▸ What to produce
Make an exact copy of all the material below, apart from the pictures.

▸ Information given

***

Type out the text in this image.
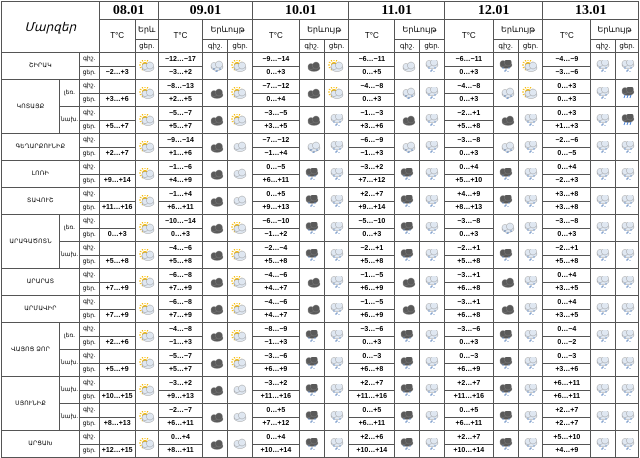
Մարզեր			08.01		09.01			10.01			11.01			12.01			13.01		
			T°C	Երև	T°C	Երևույթ		T°C	Երևույթ		T°C	Երևույթ		T°C	Երևույթ		T°C	Երևույթ	
				ցեր.		գիշ.	ցեր.		գիշ.	ցեր.		գիշ.	ցեր.		գիշ.	ցեր.		գիշ.	ցեր.
ՇԻՐԱԿ		գիշ.			−12…−17			−9…−14			−6…−11			−6…−11			−4…−9	

		ցեր.	−2…+3		−3…+2			0…+3			0…+5			0…+3			−3…−6		
ԿՈՏԱՅՔ	լեռ.	գիշ.			−8…−13			−7…−12			−4…−8			−4…−8			0…+3	

		ցեր.	+3…+6		+2…+5			0…+4			0…+3			0…+3			0…+3		
	նախ.	գիշ.			−5…−7			−3…−5			−1…−3			−2…+1			0…+3	

		ցեր.	+5…+7		+5…+7			+3…+5			+3…+6			+5…+8			+1…+3		
ԳԵՂԱՐՔՈՒՆԻՔ		գիշ.			−9…−14			−7…−12			−6…−9			−3…−8			−2…−6	

		ցեր.	+2…+7		+1…+6			−1…+4			−1…+3			0…+3			0…−5		
ԼՈՌԻ		գիշ.			−1…−6			0…−5			−3…+2			0…+4			0…+4	

		ցեր.	+9…+14		+4…+9			+6…+11			+7…+12			+5…+10			−2…+3		
ՏԱՎՈՒՇ		գիշ.			−1…+4			0…+5			+2…+7			+4…+9			+3…+8	

		ցեր.	+11…+16		+6…+11			+9…+13			+9…+14			+8…+13			+3…+8		
ԱՐԱԳԱԾՈՏՆ	լեռ.	գիշ.			−10…−14			−6…−10			−5…−10			−3…−8			−3…−8	

		ցեր.	0…+3		0…+3			−1…+2			0…+3			0…+3			0…+3		
	նախ.	գիշ.			−4…−6			−2…−4			−2…+1			−2…+1			−2…+1	

		ցեր.	+5…+8		+5…+8			+5…+8			+5…+8			+5…+8			+5…+8		
ԱՐԱՐԱՏ		գիշ.			−6…−8			−4…−6			−1…−5			−3…+1			0…+4	

		ցեր.	+7…+9		+7…+9			+4…+7			+6…+9			+6…+8			+3…+5		
ԱՐՄԱՎԻՐ		գիշ.			−6…−8			−4…−6			−1…−5			−3…+1			0…+4	

		ցեր.	+7…+9		+7…+9			+4…+7			+6…+9			+6…+8			+3…+5		
ՎԱՅՈՑ ՁՈՐ	լեռ.	գիշ.			−4…−8			−8…−9			−3…−6			−3…−6			0…−4	

		ցեր.	+2…+6		−1…+3			−1…+3			0…+3			0…+3			0…−2		
	նախ.	գիշ.			−5…−7			−3…−6			0…−3			0…−3			0…−3	

		ցեր.	+5…+9		+5…+7			+6…+9			+6…+8			+6…+9			+3…+6		
ՍՅՈՒՆԻՔ	նախ.	գիշ.			−3…+2			−3…+2			+2…+7			+2…+7			+6…+11	

		ցեր.	+10…+15		+9…+13			+11…+16			+11…+16			+11…+16			+6…+11		
	նախ.	գիշ.			−2…−7			0…+5			0…+5			0…+5			+2…+7	

		ցեր.	+8…+13		+6…+11			+7…+12			+6…+11			+6…+11			+2…+7		
ԱՐՑԱԽ		գիշ.			0…+4			0…+4			+2…+6			+2…+7			+5…+10	

		ցեր.	+12…+15		+8…+11			+10…+14			+10…+14			+10…+14			+4…+9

***

▸ Exercise response
Type out the text in this image.
Մարզեր			08.01		09.01			10.01			11.01			12.01			13.01		
			T°C	Երև	T°C	Երևույթ		T°C	Երևույթ		T°C	Երևույթ		T°C	Երևույթ		T°C	Երևույթ	
				ցեր.		գիշ.	ցեր.		գիշ.	ցեր.		գիշ.	ցեր.		գիշ.	ցեր.		գիշ.	ցեր.
ՇԻՐԱԿ		գիշ.			−12…−17			−9…−14			−6…−11			−6…−11			−4…−9	

		ցեր.	−2…+3		−3…+2			0…+3			0…+5			0…+3			−3…−6		
ԿՈՏԱՅՔ	լեռ.	գիշ.			−8…−13			−7…−12			−4…−8			−4…−8			0…+3	

		ցեր.	+3…+6		+2…+5			0…+4			0…+3			0…+3			0…+3		
	նախ.	գիշ.			−5…−7			−3…−5			−1…−3			−2…+1			0…+3	

		ցեր.	+5…+7		+5…+7			+3…+5			+3…+6			+5…+8			+1…+3		
ԳԵՂԱՐՔՈՒՆԻՔ		գիշ.			−9…−14			−7…−12			−6…−9			−3…−8			−2…−6	

		ցեր.	+2…+7		+1…+6			−1…+4			−1…+3			0…+3			0…−5		
ԼՈՌԻ		գիշ.			−1…−6			0…−5			−3…+2			0…+4			0…+4	

		ցեր.	+9…+14		+4…+9			+6…+11			+7…+12			+5…+10			−2…+3		
ՏԱՎՈՒՇ		գիշ.			−1…+4			0…+5			+2…+7			+4…+9			+3…+8	

		ցեր.	+11…+16		+6…+11			+9…+13			+9…+14			+8…+13			+3…+8		
ԱՐԱԳԱԾՈՏՆ	լեռ.	գիշ.			−10…−14			−6…−10			−5…−10			−3…−8			−3…−8	

		ցեր.	0…+3		0…+3			−1…+2			0…+3			0…+3			0…+3		
	նախ.	գիշ.			−4…−6			−2…−4			−2…+1			−2…+1			−2…+1	

		ցեր.	+5…+8		+5…+8			+5…+8			+5…+8			+5…+8			+5…+8		
ԱՐԱՐԱՏ		գիշ.			−6…−8			−4…−6			−1…−5			−3…+1			0…+4	

		ցեր.	+7…+9		+7…+9			+4…+7			+6…+9			+6…+8			+3…+5		
ԱՐՄԱՎԻՐ		գիշ.			−6…−8			−4…−6			−1…−5			−3…+1			0…+4	

		ցեր.	+7…+9		+7…+9			+4…+7			+6…+9			+6…+8			+3…+5		
ՎԱՅՈՑ ՁՈՐ	լեռ.	գիշ.			−4…−8			−8…−9			−3…−6			−3…−6			0…−4	

		ցեր.	+2…+6		−1…+3			−1…+3			0…+3			0…+3			0…−2		
	նախ.	գիշ.			−5…−7			−3…−6			0…−3			0…−3			0…−3	

		ցեր.	+5…+9		+5…+7			+6…+9			+6…+8			+6…+9			+3…+6		
ՍՅՈՒՆԻՔ	նախ.	գիշ.			−3…+2			−3…+2			+2…+7			+2…+7			+6…+11	

		ցեր.	+10…+15		+9…+13			+11…+16			+11…+16			+11…+16			+6…+11		
	նախ.	գիշ.			−2…−7			0…+5			0…+5			0…+5			+2…+7	

		ցեր.	+8…+13		+6…+11			+7…+12			+6…+11			+6…+11			+2…+7		
ԱՐՑԱԽ		գիշ.			0…+4			0…+4			+2…+6			+2…+7			+5…+10	

		ցեր.	+12…+15		+8…+11			+10…+14			+10…+14			+10…+14			+4…+9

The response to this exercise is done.